__Extracted records__:
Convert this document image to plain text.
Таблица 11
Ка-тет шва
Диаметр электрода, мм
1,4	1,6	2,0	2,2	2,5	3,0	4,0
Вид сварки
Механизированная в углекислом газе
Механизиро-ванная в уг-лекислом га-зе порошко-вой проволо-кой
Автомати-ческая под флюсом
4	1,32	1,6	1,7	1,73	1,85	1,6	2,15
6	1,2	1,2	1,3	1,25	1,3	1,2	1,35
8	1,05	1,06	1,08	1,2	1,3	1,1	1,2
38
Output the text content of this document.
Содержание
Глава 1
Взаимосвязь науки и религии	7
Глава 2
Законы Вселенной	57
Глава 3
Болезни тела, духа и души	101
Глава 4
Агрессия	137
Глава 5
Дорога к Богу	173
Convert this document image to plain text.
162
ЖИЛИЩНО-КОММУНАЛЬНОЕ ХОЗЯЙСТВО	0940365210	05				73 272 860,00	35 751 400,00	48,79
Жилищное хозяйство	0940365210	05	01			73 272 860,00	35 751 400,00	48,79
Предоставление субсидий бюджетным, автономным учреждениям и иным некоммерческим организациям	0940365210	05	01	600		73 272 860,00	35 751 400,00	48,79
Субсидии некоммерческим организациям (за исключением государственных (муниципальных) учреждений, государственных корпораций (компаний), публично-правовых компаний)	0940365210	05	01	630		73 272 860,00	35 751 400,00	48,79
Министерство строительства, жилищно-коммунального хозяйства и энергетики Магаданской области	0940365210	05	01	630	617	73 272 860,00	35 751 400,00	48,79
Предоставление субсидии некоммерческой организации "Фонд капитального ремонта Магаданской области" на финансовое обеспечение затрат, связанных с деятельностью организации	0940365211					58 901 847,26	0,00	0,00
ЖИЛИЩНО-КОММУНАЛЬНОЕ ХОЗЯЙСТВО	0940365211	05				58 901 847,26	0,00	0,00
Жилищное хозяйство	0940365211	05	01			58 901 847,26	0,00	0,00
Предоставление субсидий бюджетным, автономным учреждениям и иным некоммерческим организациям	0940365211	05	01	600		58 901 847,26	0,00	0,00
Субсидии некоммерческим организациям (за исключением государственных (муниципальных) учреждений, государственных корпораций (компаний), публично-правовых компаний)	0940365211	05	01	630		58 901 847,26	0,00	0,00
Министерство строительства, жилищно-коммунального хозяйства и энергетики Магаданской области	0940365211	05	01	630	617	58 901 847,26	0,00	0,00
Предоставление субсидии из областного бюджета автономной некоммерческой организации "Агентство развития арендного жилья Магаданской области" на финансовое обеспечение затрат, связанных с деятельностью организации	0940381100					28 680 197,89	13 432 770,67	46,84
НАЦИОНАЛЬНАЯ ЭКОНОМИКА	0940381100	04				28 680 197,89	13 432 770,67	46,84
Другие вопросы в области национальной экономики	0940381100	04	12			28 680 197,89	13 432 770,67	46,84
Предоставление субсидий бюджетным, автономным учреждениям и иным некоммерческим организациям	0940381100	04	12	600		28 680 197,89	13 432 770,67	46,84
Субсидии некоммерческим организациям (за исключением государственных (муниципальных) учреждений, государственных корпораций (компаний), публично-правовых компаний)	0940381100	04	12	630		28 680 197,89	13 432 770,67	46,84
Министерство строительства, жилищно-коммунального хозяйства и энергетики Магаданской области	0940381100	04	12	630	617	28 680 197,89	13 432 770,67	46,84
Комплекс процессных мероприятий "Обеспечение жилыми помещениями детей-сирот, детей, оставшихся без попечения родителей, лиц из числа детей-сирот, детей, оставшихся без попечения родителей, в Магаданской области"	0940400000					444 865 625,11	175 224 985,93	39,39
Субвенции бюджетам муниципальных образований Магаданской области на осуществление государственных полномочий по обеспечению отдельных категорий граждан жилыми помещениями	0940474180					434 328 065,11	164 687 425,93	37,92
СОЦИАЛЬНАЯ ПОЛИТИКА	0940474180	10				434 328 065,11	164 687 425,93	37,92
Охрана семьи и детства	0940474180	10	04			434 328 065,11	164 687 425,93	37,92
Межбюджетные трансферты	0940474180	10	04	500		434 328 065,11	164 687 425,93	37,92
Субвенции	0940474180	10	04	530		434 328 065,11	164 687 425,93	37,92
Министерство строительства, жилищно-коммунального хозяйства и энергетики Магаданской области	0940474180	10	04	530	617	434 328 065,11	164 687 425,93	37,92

__Stated problem__: Retype the records in full. Keep every line identical to the original.

__Answer to the problem__:
Convert this document image to plain text.
Таблица 11
Ка-тет шва
Диаметр электрода, мм
1,4	1,6	2,0	2,2	2,5	3,0	4,0
Вид сварки
Механизированная в углекислом газе
Механизиро-ванная в уг-лекислом га-зе порошко-вой проволо-кой
Автомати-ческая под флюсом
4	1,32	1,6	1,7	1,73	1,85	1,6	2,15
6	1,2	1,2	1,3	1,25	1,3	1,2	1,35
8	1,05	1,06	1,08	1,2	1,3	1,1	1,2
38
Output the text content of this document.
Содержание
Глава 1
Взаимосвязь науки и религии	7
Глава 2
Законы Вселенной	57
Глава 3
Болезни тела, духа и души	101
Глава 4
Агрессия	137
Глава 5
Дорога к Богу	173
Convert this document image to plain text.
162
ЖИЛИЩНО-КОММУНАЛЬНОЕ ХОЗЯЙСТВО	0940365210	05				73 272 860,00	35 751 400,00	48,79
Жилищное хозяйство	0940365210	05	01			73 272 860,00	35 751 400,00	48,79
Предоставление субсидий бюджетным, автономным учреждениям и иным некоммерческим организациям	0940365210	05	01	600		73 272 860,00	35 751 400,00	48,79
Субсидии некоммерческим организациям (за исключением государственных (муниципальных) учреждений, государственных корпораций (компаний), публично-правовых компаний)	0940365210	05	01	630		73 272 860,00	35 751 400,00	48,79
Министерство строительства, жилищно-коммунального хозяйства и энергетики Магаданской области	0940365210	05	01	630	617	73 272 860,00	35 751 400,00	48,79
Предоставление субсидии некоммерческой организации "Фонд капитального ремонта Магаданской области" на финансовое обеспечение затрат, связанных с деятельностью организации	0940365211					58 901 847,26	0,00	0,00
ЖИЛИЩНО-КОММУНАЛЬНОЕ ХОЗЯЙСТВО	0940365211	05				58 901 847,26	0,00	0,00
Жилищное хозяйство	0940365211	05	01			58 901 847,26	0,00	0,00
Предоставление субсидий бюджетным, автономным учреждениям и иным некоммерческим организациям	0940365211	05	01	600		58 901 847,26	0,00	0,00
Субсидии некоммерческим организациям (за исключением государственных (муниципальных) учреждений, государственных корпораций (компаний), публично-правовых компаний)	0940365211	05	01	630		58 901 847,26	0,00	0,00
Министерство строительства, жилищно-коммунального хозяйства и энергетики Магаданской области	0940365211	05	01	630	617	58 901 847,26	0,00	0,00
Предоставление субсидии из областного бюджета автономной некоммерческой организации "Агентство развития арендного жилья Магаданской области" на финансовое обеспечение затрат, связанных с деятельностью организации	0940381100					28 680 197,89	13 432 770,67	46,84
НАЦИОНАЛЬНАЯ ЭКОНОМИКА	0940381100	04				28 680 197,89	13 432 770,67	46,84
Другие вопросы в области национальной экономики	0940381100	04	12			28 680 197,89	13 432 770,67	46,84
Предоставление субсидий бюджетным, автономным учреждениям и иным некоммерческим организациям	0940381100	04	12	600		28 680 197,89	13 432 770,67	46,84
Субсидии некоммерческим организациям (за исключением государственных (муниципальных) учреждений, государственных корпораций (компаний), публично-правовых компаний)	0940381100	04	12	630		28 680 197,89	13 432 770,67	46,84
Министерство строительства, жилищно-коммунального хозяйства и энергетики Магаданской области	0940381100	04	12	630	617	28 680 197,89	13 432 770,67	46,84
Комплекс процессных мероприятий "Обеспечение жилыми помещениями детей-сирот, детей, оставшихся без попечения родителей, лиц из числа детей-сирот, детей, оставшихся без попечения родителей, в Магаданской области"	0940400000					444 865 625,11	175 224 985,93	39,39
Субвенции бюджетам муниципальных образований Магаданской области на осуществление государственных полномочий по обеспечению отдельных категорий граждан жилыми помещениями	0940474180					434 328 065,11	164 687 425,93	37,92
СОЦИАЛЬНАЯ ПОЛИТИКА	0940474180	10				434 328 065,11	164 687 425,93	37,92
Охрана семьи и детства	0940474180	10	04			434 328 065,11	164 687 425,93	37,92
Межбюджетные трансферты	0940474180	10	04	500		434 328 065,11	164 687 425,93	37,92
Субвенции	0940474180	10	04	530		434 328 065,11	164 687 425,93	37,92
Министерство строительства, жилищно-коммунального хозяйства и энергетики Магаданской области	0940474180	10	04	530	617	434 328 065,11	164 687 425,93	37,92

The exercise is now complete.